#### Aim
Transcribe the entries below exactly; leave every image out.

### Task inputs

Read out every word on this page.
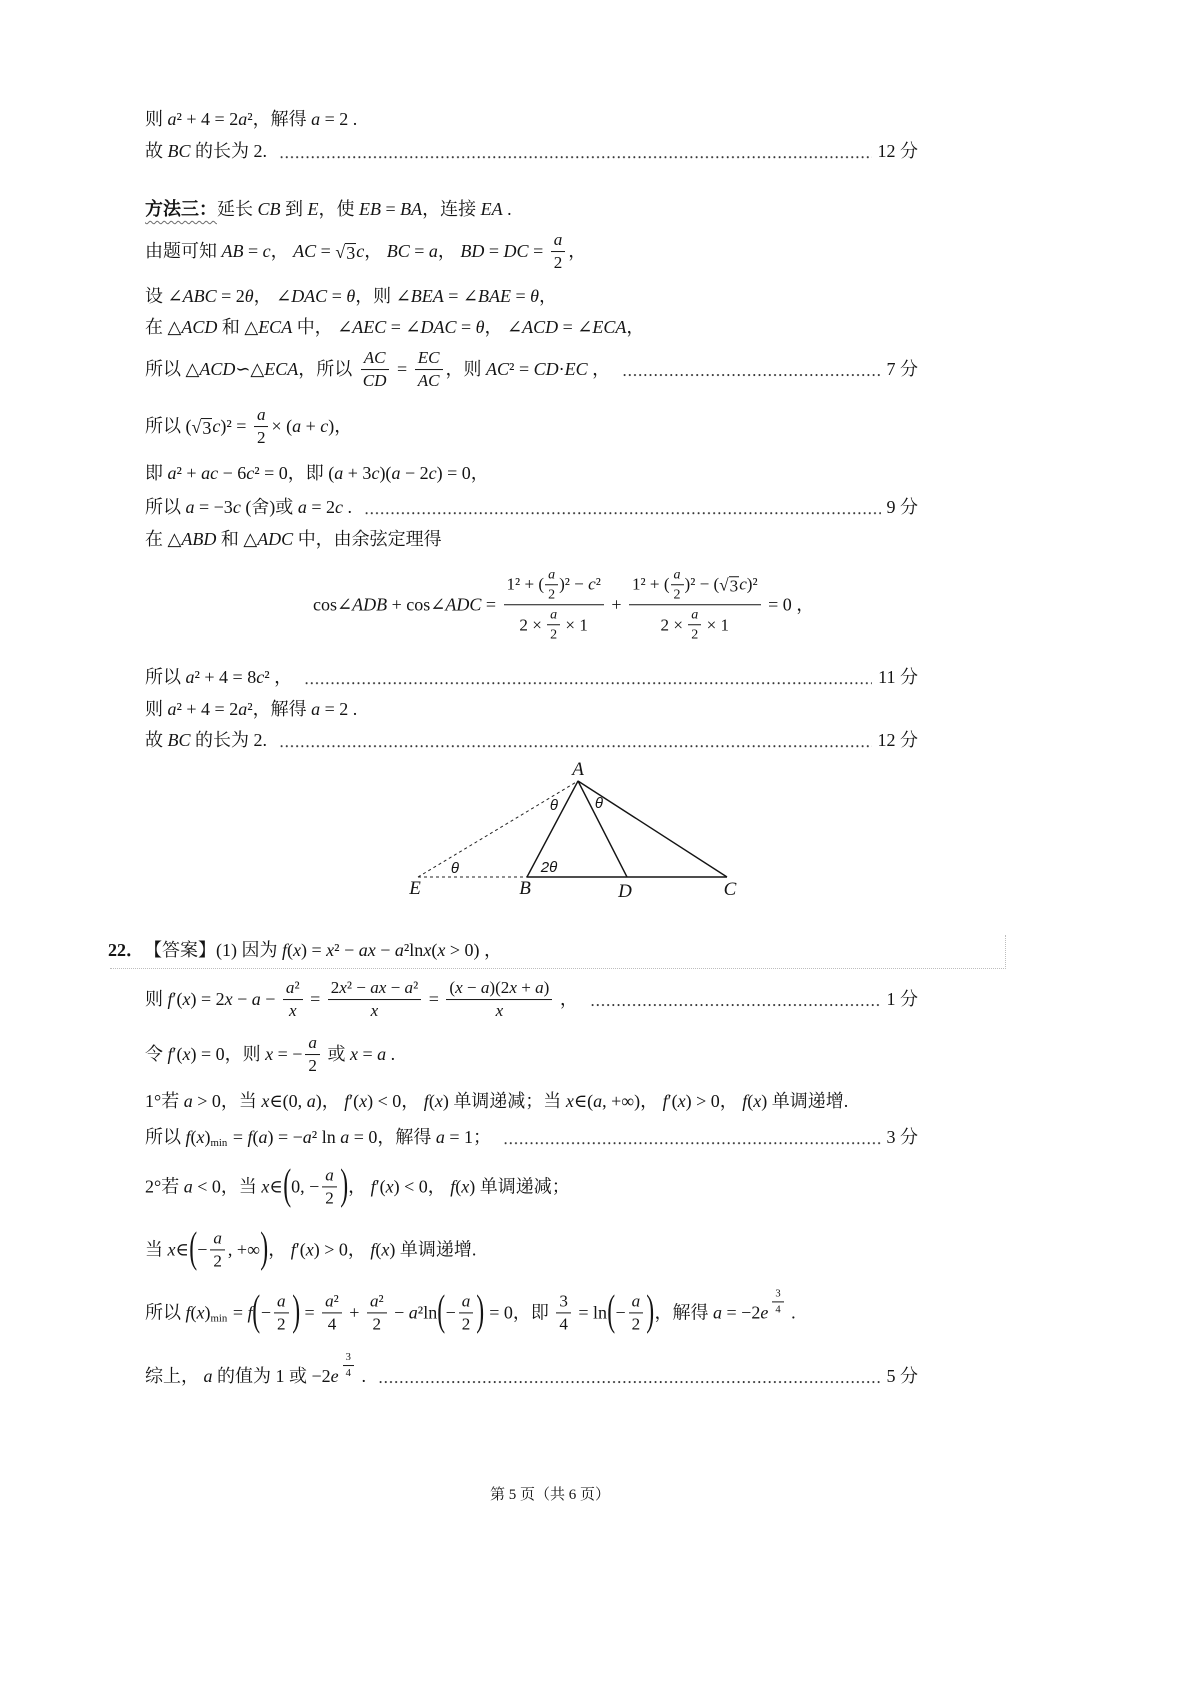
则 a² + 4 = 2a² ，解得 a = 2 .
故 BC 的长为 2.	12 分
方法三： 延长 CB 到 E ，使 EB = BA ，连接 EA .
由题可知 AB = c ， AC = √ 3 c ， BC = a ， BD = DC = $\frac{a}{2}$ ，
设 ∠ABC = 2θ ， ∠DAC = θ ，则 ∠BEA = ∠BAE = θ ，
在 △ACD 和 △ECA 中， ∠AEC = ∠DAC = θ ， ∠ACD = ∠ECA ，
所以 △ACD∽△ECA ，所以 $\frac{AC}{CD} = \frac{EC}{AC}$ ，则 AC² = CD·EC ，	7 分
所以 ( √ 3 $c)^2 = \frac{a}{2} \times (a + c)$ ，
即 a² + ac − 6c² = 0 ，即 (a + 3c)(a − 2c) = 0 ，
所以 a = −3c (舍)或 a = 2c .	9 分
在 △ABD 和 △ADC 中，由余弦定理得
cos ∠ADB + cos ∠ADC = $\frac{1^2 + ( \frac{a}{2} )^2 - c^2}{2 \times \frac{a}{2} \times 1} + \frac{1^2 + ( \frac{a}{2} )^2 - ( √ 3 c )^2}{2 \times \frac{a}{2} \times 1} = 0$ ，
所以 a² + 4 = 8c² ，	11 分
则 a² + 4 = 2a² ，解得 a = 2 .
故 BC 的长为 2.	12 分
22． 【答案】 (1) 因为 f(x) = x² − ax − a² ln x(x > 0) ，
则 $f'(x) = 2x - a - \frac{\text{a²}}{x} = \frac{\text{2x² − ax − a²}}{x} = \frac{(x - a)(2x + a)}{x}$ ，	1 分
令 f′(x) = 0 ，则 x = − $\frac{a}{2}$ 或 x = a .
1° 若 a > 0 ，当 x∈(0, a) ， f′(x) < 0 ， f(x) 单调递减；当 x∈(a, +∞) ， f′(x) > 0 ， f(x) 单调递增.
所以 f(x) min = f(a) = −a² ln a = 0 ，解得 a = 1 ；	3 分
2° 若 a < 0 ，当 x∈ ( 0, − $\frac{a}{2}$ ) ， f′(x) < 0 ， f(x) 单调递减；
当 x∈ ( − $\frac{a}{2}$ , +∞ ) ， f′(x) > 0 ， f(x) 单调递增.
所以 f(x) min = f ( − $\frac{a}{2}$ ) = $\frac{\text{a²}}{4} + \frac{\text{a²}}{2} - a^2$ ln ( − $\frac{a}{2}$ ) = 0 ，即 $\frac{3}{4} = \ln$ ( − $\frac{a}{2}$ ) ，解得 $a = -2e \frac{3}{4}$ .
综上， a 的值为 1 或 $-2e \frac{3}{4}$ .	5 分
A
E	B	D	C
θ θ
θ	2θ
第 5 页（共 6 页）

######

#### The output
Read out every word on this page.
则 a² + 4 = 2a² ，解得 a = 2 .
故 BC 的长为 2.	12 分
方法三： 延长 CB 到 E ，使 EB = BA ，连接 EA .
由题可知 AB = c ， AC = √ 3 c ， BC = a ， BD = DC = $\frac{a}{2}$ ，
设 ∠ABC = 2θ ， ∠DAC = θ ，则 ∠BEA = ∠BAE = θ ，
在 △ACD 和 △ECA 中， ∠AEC = ∠DAC = θ ， ∠ACD = ∠ECA ，
所以 △ACD∽△ECA ，所以 $\frac{AC}{CD} = \frac{EC}{AC}$ ，则 AC² = CD·EC ，	7 分
所以 ( √ 3 $c)^2 = \frac{a}{2} \times (a + c)$ ，
即 a² + ac − 6c² = 0 ，即 (a + 3c)(a − 2c) = 0 ，
所以 a = −3c (舍)或 a = 2c .	9 分
在 △ABD 和 △ADC 中，由余弦定理得
cos ∠ADB + cos ∠ADC = $\frac{1^2 + ( \frac{a}{2} )^2 - c^2}{2 \times \frac{a}{2} \times 1} + \frac{1^2 + ( \frac{a}{2} )^2 - ( √ 3 c )^2}{2 \times \frac{a}{2} \times 1} = 0$ ，
所以 a² + 4 = 8c² ，	11 分
则 a² + 4 = 2a² ，解得 a = 2 .
故 BC 的长为 2.	12 分
22． 【答案】 (1) 因为 f(x) = x² − ax − a² ln x(x > 0) ，
则 $f'(x) = 2x - a - \frac{\text{a²}}{x} = \frac{\text{2x² − ax − a²}}{x} = \frac{(x - a)(2x + a)}{x}$ ，	1 分
令 f′(x) = 0 ，则 x = − $\frac{a}{2}$ 或 x = a .
1° 若 a > 0 ，当 x∈(0, a) ， f′(x) < 0 ， f(x) 单调递减；当 x∈(a, +∞) ， f′(x) > 0 ， f(x) 单调递增.
所以 f(x) min = f(a) = −a² ln a = 0 ，解得 a = 1 ；	3 分
2° 若 a < 0 ，当 x∈ ( 0, − $\frac{a}{2}$ ) ， f′(x) < 0 ， f(x) 单调递减；
当 x∈ ( − $\frac{a}{2}$ , +∞ ) ， f′(x) > 0 ， f(x) 单调递增.
所以 f(x) min = f ( − $\frac{a}{2}$ ) = $\frac{\text{a²}}{4} + \frac{\text{a²}}{2} - a^2$ ln ( − $\frac{a}{2}$ ) = 0 ，即 $\frac{3}{4} = \ln$ ( − $\frac{a}{2}$ ) ，解得 $a = -2e \frac{3}{4}$ .
综上， a 的值为 1 或 $-2e \frac{3}{4}$ .	5 分
A
E	B	D	C
θ θ
θ	2θ
第 5 页（共 6 页）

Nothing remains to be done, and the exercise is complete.